::: AVAILABLE RECORDS

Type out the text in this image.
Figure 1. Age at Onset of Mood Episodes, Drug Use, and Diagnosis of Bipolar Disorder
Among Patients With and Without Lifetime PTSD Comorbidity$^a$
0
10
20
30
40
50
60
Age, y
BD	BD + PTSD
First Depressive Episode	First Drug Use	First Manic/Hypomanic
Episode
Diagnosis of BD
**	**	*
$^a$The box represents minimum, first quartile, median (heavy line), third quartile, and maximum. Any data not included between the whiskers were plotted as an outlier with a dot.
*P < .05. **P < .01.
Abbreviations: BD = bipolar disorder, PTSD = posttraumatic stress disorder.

::::::

§ ASSIGNMENT: Reproduce the entries exactly, dropping nothing.

§ RESPONSE TO THE EXERCISE:
Type out the text in this image.
Figure 1. Age at Onset of Mood Episodes, Drug Use, and Diagnosis of Bipolar Disorder
Among Patients With and Without Lifetime PTSD Comorbidity$^a$
0
10
20
30
40
50
60
Age, y
BD	BD + PTSD
First Depressive Episode	First Drug Use	First Manic/Hypomanic
Episode
Diagnosis of BD
**	**	*
$^a$The box represents minimum, first quartile, median (heavy line), third quartile, and maximum. Any data not included between the whiskers were plotted as an outlier with a dot.
*P < .05. **P < .01.
Abbreviations: BD = bipolar disorder, PTSD = posttraumatic stress disorder.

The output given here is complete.